━━ Supplied data ━━
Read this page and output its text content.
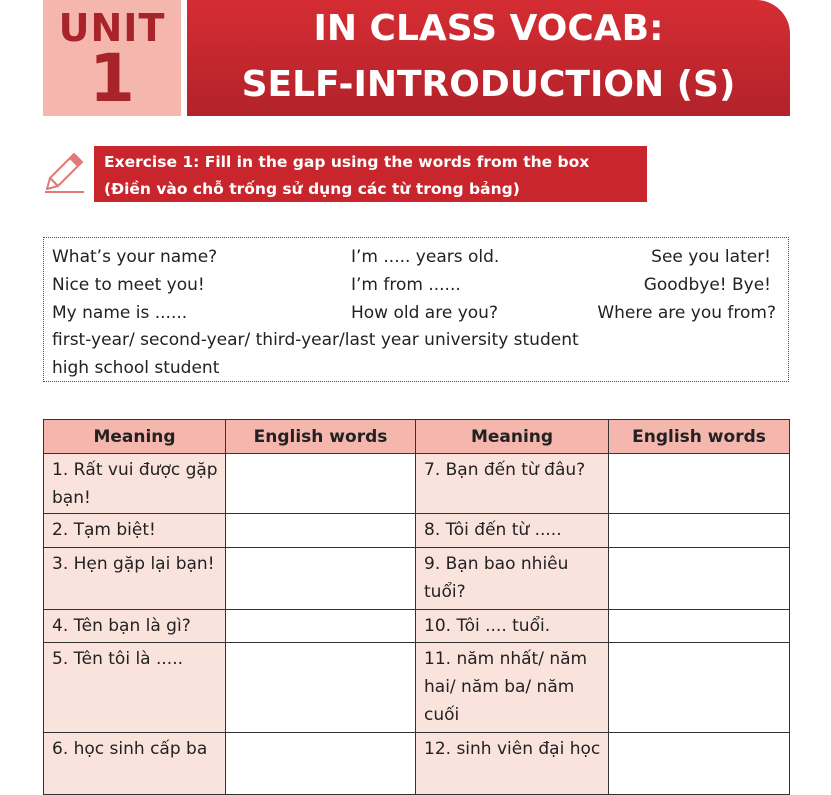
UNIT
1
IN CLASS VOCAB:
SELF-INTRODUCTION (S)
Exercise 1: Fill in the gap using the words from the box
(Điền vào chỗ trống sử dụng các từ trong bảng)
What’s your name?	I’m ..... years old.	See you later!
Nice to meet you!	I’m from ......	Goodbye! Bye!
My name is ......	How old are you?	Where are you from?
first-year/ second-year/ third-year/last year university student
high school student
Meaning	English words	Meaning	English words
1. Rất vui được gặp bạn!		7. Bạn đến từ đâu?	
2. Tạm biệt!		8. Tôi đến từ .....	
3. Hẹn gặp lại bạn!		9. Bạn bao nhiêu tuổi?	
4. Tên bạn là gì?		10. Tôi .... tuổi.	
5. Tên tôi là .....		11. năm nhất/ năm hai/ năm ba/ năm cuối	
6. học sinh cấp ba		12. sinh viên đại học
━━━
» **What the task asks**: All of the material above should be reproduced exactly, except the pictures.

» **Solution for this task**:
Read this page and output its text content.
UNIT
1
IN CLASS VOCAB:
SELF-INTRODUCTION (S)
Exercise 1: Fill in the gap using the words from the box
(Điền vào chỗ trống sử dụng các từ trong bảng)
What’s your name?	I’m ..... years old.	See you later!
Nice to meet you!	I’m from ......	Goodbye! Bye!
My name is ......	How old are you?	Where are you from?
first-year/ second-year/ third-year/last year university student
high school student
Meaning	English words	Meaning	English words
1. Rất vui được gặp bạn!		7. Bạn đến từ đâu?	
2. Tạm biệt!		8. Tôi đến từ .....	
3. Hẹn gặp lại bạn!		9. Bạn bao nhiêu tuổi?	
4. Tên bạn là gì?		10. Tôi .... tuổi.	
5. Tên tôi là .....		11. năm nhất/ năm hai/ năm ba/ năm cuối	
6. học sinh cấp ba		12. sinh viên đại học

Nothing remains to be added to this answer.